— START EXCERPTED DATA —

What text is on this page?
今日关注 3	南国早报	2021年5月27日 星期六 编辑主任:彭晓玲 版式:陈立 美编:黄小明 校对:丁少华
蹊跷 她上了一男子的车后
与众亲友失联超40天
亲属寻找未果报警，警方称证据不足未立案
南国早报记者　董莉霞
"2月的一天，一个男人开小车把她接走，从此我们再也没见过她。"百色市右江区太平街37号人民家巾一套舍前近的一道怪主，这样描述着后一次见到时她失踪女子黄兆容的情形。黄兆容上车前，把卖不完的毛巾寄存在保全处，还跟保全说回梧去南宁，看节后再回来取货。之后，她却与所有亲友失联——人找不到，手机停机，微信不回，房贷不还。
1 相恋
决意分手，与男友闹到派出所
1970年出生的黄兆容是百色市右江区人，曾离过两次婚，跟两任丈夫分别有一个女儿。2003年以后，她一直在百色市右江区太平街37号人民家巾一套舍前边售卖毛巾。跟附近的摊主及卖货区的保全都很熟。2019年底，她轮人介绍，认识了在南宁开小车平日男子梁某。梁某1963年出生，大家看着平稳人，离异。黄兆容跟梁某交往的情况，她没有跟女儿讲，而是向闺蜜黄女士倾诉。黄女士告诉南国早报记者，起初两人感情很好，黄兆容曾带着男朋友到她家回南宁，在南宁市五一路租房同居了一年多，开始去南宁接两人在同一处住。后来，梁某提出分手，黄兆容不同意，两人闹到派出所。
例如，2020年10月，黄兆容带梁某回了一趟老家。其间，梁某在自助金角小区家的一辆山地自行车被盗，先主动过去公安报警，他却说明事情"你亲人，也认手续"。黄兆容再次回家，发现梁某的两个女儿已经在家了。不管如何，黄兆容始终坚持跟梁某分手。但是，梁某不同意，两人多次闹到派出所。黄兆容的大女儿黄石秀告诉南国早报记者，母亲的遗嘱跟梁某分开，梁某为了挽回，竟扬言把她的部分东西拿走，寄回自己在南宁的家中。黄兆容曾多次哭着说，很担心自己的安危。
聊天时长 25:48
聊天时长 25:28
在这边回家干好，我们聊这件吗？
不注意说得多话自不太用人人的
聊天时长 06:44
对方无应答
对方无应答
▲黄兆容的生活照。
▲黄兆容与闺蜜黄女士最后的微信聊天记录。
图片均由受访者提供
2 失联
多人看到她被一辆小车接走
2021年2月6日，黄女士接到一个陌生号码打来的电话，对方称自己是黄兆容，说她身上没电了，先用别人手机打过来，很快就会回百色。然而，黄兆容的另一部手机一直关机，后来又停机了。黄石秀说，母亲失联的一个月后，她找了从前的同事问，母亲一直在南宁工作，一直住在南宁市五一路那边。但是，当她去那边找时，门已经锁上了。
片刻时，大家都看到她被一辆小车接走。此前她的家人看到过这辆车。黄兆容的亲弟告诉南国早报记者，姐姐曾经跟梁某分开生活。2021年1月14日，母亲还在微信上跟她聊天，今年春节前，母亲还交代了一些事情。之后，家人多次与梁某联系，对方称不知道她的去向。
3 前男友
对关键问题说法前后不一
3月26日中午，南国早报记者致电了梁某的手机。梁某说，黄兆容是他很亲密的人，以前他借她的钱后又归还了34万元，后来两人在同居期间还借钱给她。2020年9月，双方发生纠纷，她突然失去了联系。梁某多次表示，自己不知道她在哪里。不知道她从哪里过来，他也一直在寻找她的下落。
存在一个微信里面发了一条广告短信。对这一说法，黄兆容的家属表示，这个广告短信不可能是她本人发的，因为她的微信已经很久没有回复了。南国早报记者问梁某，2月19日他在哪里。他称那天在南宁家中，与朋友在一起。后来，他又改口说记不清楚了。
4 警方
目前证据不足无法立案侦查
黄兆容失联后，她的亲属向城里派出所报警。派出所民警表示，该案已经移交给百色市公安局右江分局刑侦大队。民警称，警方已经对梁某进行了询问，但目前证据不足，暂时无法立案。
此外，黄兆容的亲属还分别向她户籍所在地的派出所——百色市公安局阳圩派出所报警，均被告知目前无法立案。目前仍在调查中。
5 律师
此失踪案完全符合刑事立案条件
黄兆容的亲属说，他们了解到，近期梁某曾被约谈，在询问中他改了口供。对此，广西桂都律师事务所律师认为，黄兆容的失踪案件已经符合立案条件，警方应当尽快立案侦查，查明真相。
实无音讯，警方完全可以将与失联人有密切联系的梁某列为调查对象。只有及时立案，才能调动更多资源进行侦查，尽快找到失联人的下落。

— END EXCERPTED DATA —

WHAT YOU NEED TO DO:
Exactly reproduce every line of the records.

SOLVED PROBLEM:
What text is on this page?
今日关注 3	南国早报	2021年5月27日 星期六 编辑主任:彭晓玲 版式:陈立 美编:黄小明 校对:丁少华
蹊跷 她上了一男子的车后
与众亲友失联超40天
亲属寻找未果报警，警方称证据不足未立案
南国早报记者　董莉霞
"2月的一天，一个男人开小车把她接走，从此我们再也没见过她。"百色市右江区太平街37号人民家巾一套舍前近的一道怪主，这样描述着后一次见到时她失踪女子黄兆容的情形。黄兆容上车前，把卖不完的毛巾寄存在保全处，还跟保全说回梧去南宁，看节后再回来取货。之后，她却与所有亲友失联——人找不到，手机停机，微信不回，房贷不还。
1 相恋
决意分手，与男友闹到派出所
1970年出生的黄兆容是百色市右江区人，曾离过两次婚，跟两任丈夫分别有一个女儿。2003年以后，她一直在百色市右江区太平街37号人民家巾一套舍前边售卖毛巾。跟附近的摊主及卖货区的保全都很熟。2019年底，她轮人介绍，认识了在南宁开小车平日男子梁某。梁某1963年出生，大家看着平稳人，离异。黄兆容跟梁某交往的情况，她没有跟女儿讲，而是向闺蜜黄女士倾诉。黄女士告诉南国早报记者，起初两人感情很好，黄兆容曾带着男朋友到她家回南宁，在南宁市五一路租房同居了一年多，开始去南宁接两人在同一处住。后来，梁某提出分手，黄兆容不同意，两人闹到派出所。
例如，2020年10月，黄兆容带梁某回了一趟老家。其间，梁某在自助金角小区家的一辆山地自行车被盗，先主动过去公安报警，他却说明事情"你亲人，也认手续"。黄兆容再次回家，发现梁某的两个女儿已经在家了。不管如何，黄兆容始终坚持跟梁某分手。但是，梁某不同意，两人多次闹到派出所。黄兆容的大女儿黄石秀告诉南国早报记者，母亲的遗嘱跟梁某分开，梁某为了挽回，竟扬言把她的部分东西拿走，寄回自己在南宁的家中。黄兆容曾多次哭着说，很担心自己的安危。
聊天时长 25:48
聊天时长 25:28
在这边回家干好，我们聊这件吗？
不注意说得多话自不太用人人的
聊天时长 06:44
对方无应答
对方无应答
▲黄兆容的生活照。
▲黄兆容与闺蜜黄女士最后的微信聊天记录。
图片均由受访者提供
2 失联
多人看到她被一辆小车接走
2021年2月6日，黄女士接到一个陌生号码打来的电话，对方称自己是黄兆容，说她身上没电了，先用别人手机打过来，很快就会回百色。然而，黄兆容的另一部手机一直关机，后来又停机了。黄石秀说，母亲失联的一个月后，她找了从前的同事问，母亲一直在南宁工作，一直住在南宁市五一路那边。但是，当她去那边找时，门已经锁上了。
片刻时，大家都看到她被一辆小车接走。此前她的家人看到过这辆车。黄兆容的亲弟告诉南国早报记者，姐姐曾经跟梁某分开生活。2021年1月14日，母亲还在微信上跟她聊天，今年春节前，母亲还交代了一些事情。之后，家人多次与梁某联系，对方称不知道她的去向。
3 前男友
对关键问题说法前后不一
3月26日中午，南国早报记者致电了梁某的手机。梁某说，黄兆容是他很亲密的人，以前他借她的钱后又归还了34万元，后来两人在同居期间还借钱给她。2020年9月，双方发生纠纷，她突然失去了联系。梁某多次表示，自己不知道她在哪里。不知道她从哪里过来，他也一直在寻找她的下落。
存在一个微信里面发了一条广告短信。对这一说法，黄兆容的家属表示，这个广告短信不可能是她本人发的，因为她的微信已经很久没有回复了。南国早报记者问梁某，2月19日他在哪里。他称那天在南宁家中，与朋友在一起。后来，他又改口说记不清楚了。
4 警方
目前证据不足无法立案侦查
黄兆容失联后，她的亲属向城里派出所报警。派出所民警表示，该案已经移交给百色市公安局右江分局刑侦大队。民警称，警方已经对梁某进行了询问，但目前证据不足，暂时无法立案。
此外，黄兆容的亲属还分别向她户籍所在地的派出所——百色市公安局阳圩派出所报警，均被告知目前无法立案。目前仍在调查中。
5 律师
此失踪案完全符合刑事立案条件
黄兆容的亲属说，他们了解到，近期梁某曾被约谈，在询问中他改了口供。对此，广西桂都律师事务所律师认为，黄兆容的失踪案件已经符合立案条件，警方应当尽快立案侦查，查明真相。
实无音讯，警方完全可以将与失联人有密切联系的梁某列为调查对象。只有及时立案，才能调动更多资源进行侦查，尽快找到失联人的下落。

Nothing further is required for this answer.